# Work to do:
Show all lines from the listing below that contain "color".

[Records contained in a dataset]
###

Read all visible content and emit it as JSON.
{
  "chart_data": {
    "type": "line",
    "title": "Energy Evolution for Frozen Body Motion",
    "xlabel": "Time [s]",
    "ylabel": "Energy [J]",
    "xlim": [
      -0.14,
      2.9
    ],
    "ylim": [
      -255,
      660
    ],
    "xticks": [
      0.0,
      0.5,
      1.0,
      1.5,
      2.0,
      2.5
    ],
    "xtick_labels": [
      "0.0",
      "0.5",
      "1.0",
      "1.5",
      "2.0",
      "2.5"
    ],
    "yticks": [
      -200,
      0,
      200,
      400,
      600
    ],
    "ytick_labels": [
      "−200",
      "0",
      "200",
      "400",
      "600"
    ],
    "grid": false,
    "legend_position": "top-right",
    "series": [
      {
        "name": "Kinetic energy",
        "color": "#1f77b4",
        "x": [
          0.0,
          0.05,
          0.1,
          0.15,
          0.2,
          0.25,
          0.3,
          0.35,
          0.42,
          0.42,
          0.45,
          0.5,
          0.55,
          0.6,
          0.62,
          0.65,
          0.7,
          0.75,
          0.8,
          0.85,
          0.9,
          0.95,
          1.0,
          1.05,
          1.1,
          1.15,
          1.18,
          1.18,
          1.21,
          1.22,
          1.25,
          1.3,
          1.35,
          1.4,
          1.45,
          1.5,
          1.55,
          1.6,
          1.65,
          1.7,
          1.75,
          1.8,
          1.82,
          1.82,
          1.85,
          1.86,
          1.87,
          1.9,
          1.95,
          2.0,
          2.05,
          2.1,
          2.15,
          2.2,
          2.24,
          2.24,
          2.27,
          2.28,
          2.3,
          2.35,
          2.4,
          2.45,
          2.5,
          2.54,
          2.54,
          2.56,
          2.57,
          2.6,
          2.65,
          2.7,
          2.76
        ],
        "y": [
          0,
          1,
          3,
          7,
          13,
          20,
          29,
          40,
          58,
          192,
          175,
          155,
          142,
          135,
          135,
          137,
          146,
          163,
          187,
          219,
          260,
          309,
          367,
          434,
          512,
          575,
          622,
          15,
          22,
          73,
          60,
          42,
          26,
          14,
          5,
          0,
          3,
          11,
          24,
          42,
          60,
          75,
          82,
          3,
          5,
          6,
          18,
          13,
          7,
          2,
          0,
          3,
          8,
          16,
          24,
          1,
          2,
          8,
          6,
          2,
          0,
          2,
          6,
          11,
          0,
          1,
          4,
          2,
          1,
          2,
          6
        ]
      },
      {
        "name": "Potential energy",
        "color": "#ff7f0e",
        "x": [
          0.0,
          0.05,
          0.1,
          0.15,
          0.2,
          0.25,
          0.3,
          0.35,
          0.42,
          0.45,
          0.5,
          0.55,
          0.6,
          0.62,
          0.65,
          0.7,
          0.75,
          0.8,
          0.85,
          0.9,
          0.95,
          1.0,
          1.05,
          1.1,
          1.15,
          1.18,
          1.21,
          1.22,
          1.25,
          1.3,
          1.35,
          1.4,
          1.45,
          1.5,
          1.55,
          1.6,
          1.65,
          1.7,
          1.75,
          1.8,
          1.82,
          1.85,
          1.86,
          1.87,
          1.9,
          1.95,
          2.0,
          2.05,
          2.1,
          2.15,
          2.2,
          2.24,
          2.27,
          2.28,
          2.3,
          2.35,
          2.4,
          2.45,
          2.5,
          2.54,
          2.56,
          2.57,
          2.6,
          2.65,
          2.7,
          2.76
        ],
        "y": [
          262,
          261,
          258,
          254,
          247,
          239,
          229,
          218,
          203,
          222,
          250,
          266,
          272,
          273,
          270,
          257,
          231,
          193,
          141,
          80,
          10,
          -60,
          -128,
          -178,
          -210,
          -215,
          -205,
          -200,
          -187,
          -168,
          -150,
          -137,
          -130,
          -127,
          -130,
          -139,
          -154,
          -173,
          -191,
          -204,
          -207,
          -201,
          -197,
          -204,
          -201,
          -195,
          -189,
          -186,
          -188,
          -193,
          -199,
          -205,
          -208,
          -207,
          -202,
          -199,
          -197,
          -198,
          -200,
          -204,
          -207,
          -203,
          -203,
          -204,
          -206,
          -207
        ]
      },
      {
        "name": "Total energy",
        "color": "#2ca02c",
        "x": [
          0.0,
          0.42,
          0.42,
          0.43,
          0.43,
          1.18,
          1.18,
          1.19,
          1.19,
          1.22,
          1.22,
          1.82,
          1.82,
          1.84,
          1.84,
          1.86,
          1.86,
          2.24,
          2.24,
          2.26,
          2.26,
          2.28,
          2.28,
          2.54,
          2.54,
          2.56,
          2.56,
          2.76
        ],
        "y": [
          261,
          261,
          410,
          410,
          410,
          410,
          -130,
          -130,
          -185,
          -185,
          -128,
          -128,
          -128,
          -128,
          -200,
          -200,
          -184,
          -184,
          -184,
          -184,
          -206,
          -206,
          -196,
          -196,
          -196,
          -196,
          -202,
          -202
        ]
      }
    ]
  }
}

###

# Solved exercise:
        "color": "#1f77b4",
        "color": "#ff7f0e",
        "color": "#2ca02c",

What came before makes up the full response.